** start of DATASET ENTRIES **

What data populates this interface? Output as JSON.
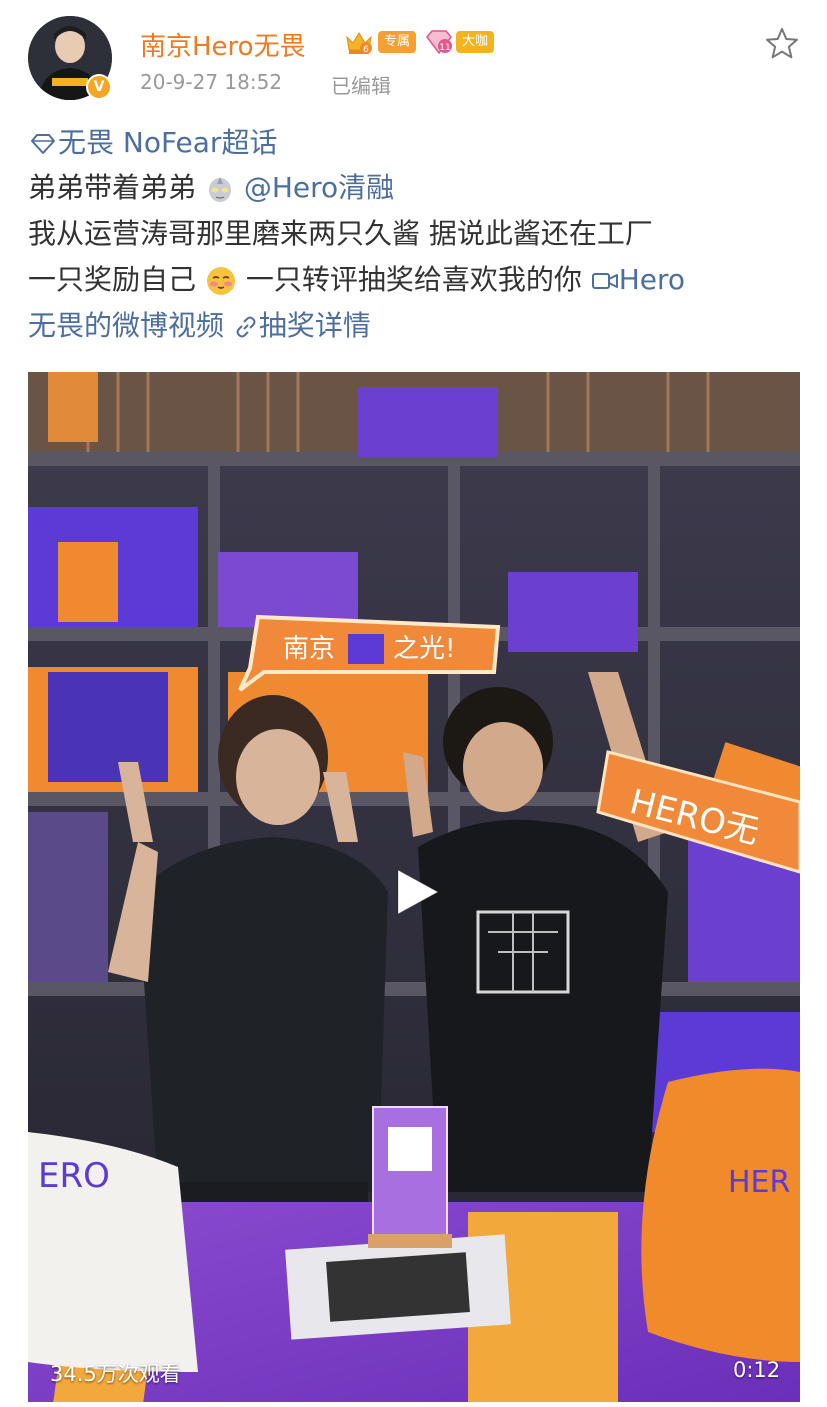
{
  "post": {
    "username": "南京Hero无畏",
    "badges": {
      "exclusive": "专属",
      "bigshot": "大咖"
    },
    "timestamp": "20-9-27 18:52",
    "edited": "已编辑",
    "topic": "无畏 NoFear超话",
    "line2_text": "弟弟带着弟弟",
    "mention": "@Hero清融",
    "line3": "我从运营涛哥那里磨来两只久酱 据说此酱还在工厂",
    "line4_a": "一只奖励自己",
    "line4_b": " 一只转评抽奖给喜欢我的你 ",
    "video_link_a": "Hero",
    "video_link_b": "无畏的微博视频",
    "lottery_link": "抽奖详情"
  },
  "video": {
    "views": "34.5万次观看",
    "duration": "0:12"
  },
  "colors": {
    "accent": "#f07a21",
    "link": "#4c6fa0",
    "meta": "#999999"
  },
  "icons": [
    "crown-icon",
    "diamond-icon",
    "star-icon",
    "verified-icon",
    "super-topic-icon",
    "ultraman-emoji",
    "blush-emoji",
    "video-icon",
    "link-icon",
    "play-icon"
  ]
}
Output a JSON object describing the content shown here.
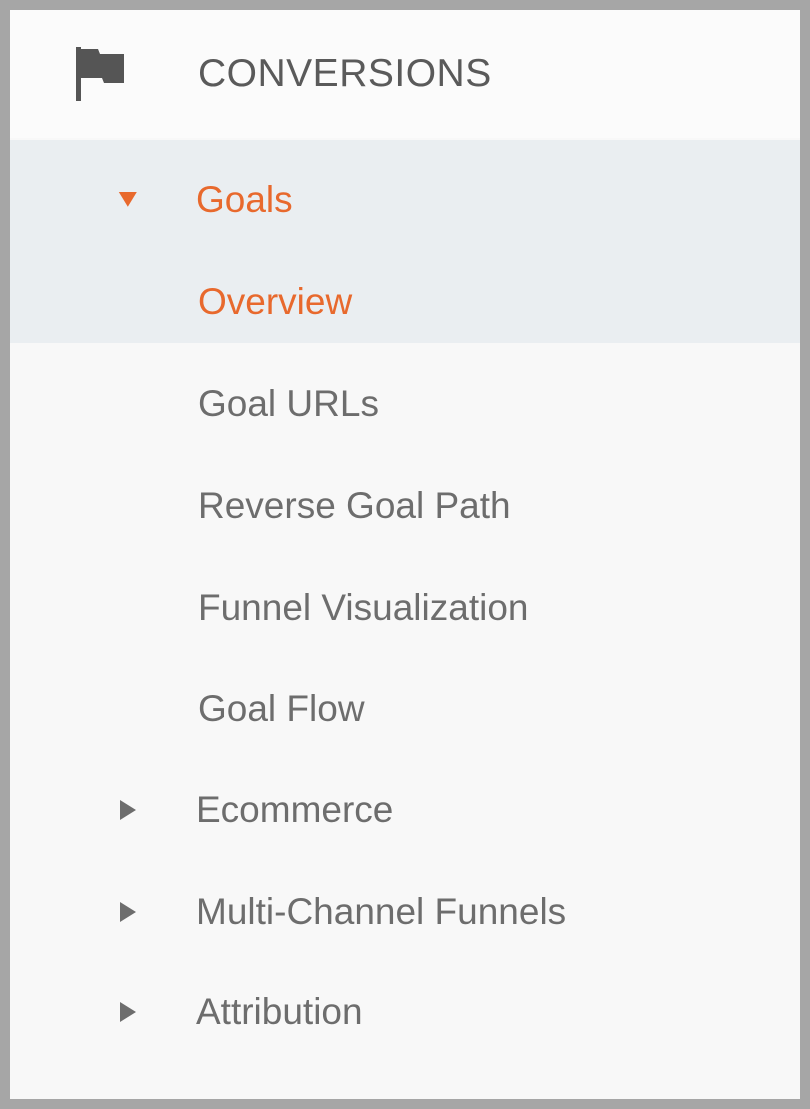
{
  "section": {
    "title": "CONVERSIONS",
    "icon": "flag-icon"
  },
  "colors": {
    "active": "#e8692d",
    "text": "#6d6d6d",
    "highlight_bg": "#eaeef1"
  },
  "nav": {
    "goals": {
      "label": "Goals",
      "icon": "triangle-down-icon"
    },
    "children": [
      {
        "label": "Overview"
      },
      {
        "label": "Goal URLs"
      },
      {
        "label": "Reverse Goal Path"
      },
      {
        "label": "Funnel Visualization"
      },
      {
        "label": "Goal Flow"
      }
    ],
    "collapsed": [
      {
        "label": "Ecommerce",
        "icon": "triangle-right-icon"
      },
      {
        "label": "Multi-Channel Funnels",
        "icon": "triangle-right-icon"
      },
      {
        "label": "Attribution",
        "icon": "triangle-right-icon"
      }
    ]
  }
}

** end of DATASET ENTRIES **

Copy out all lines that carry the word "label".

      "label": "Goals",
        "label": "Overview"
        "label": "Goal URLs"
        "label": "Reverse Goal Path"
        "label": "Funnel Visualization"
        "label": "Goal Flow"
        "label": "Ecommerce",
        "label": "Multi-Channel Funnels",
        "label": "Attribution",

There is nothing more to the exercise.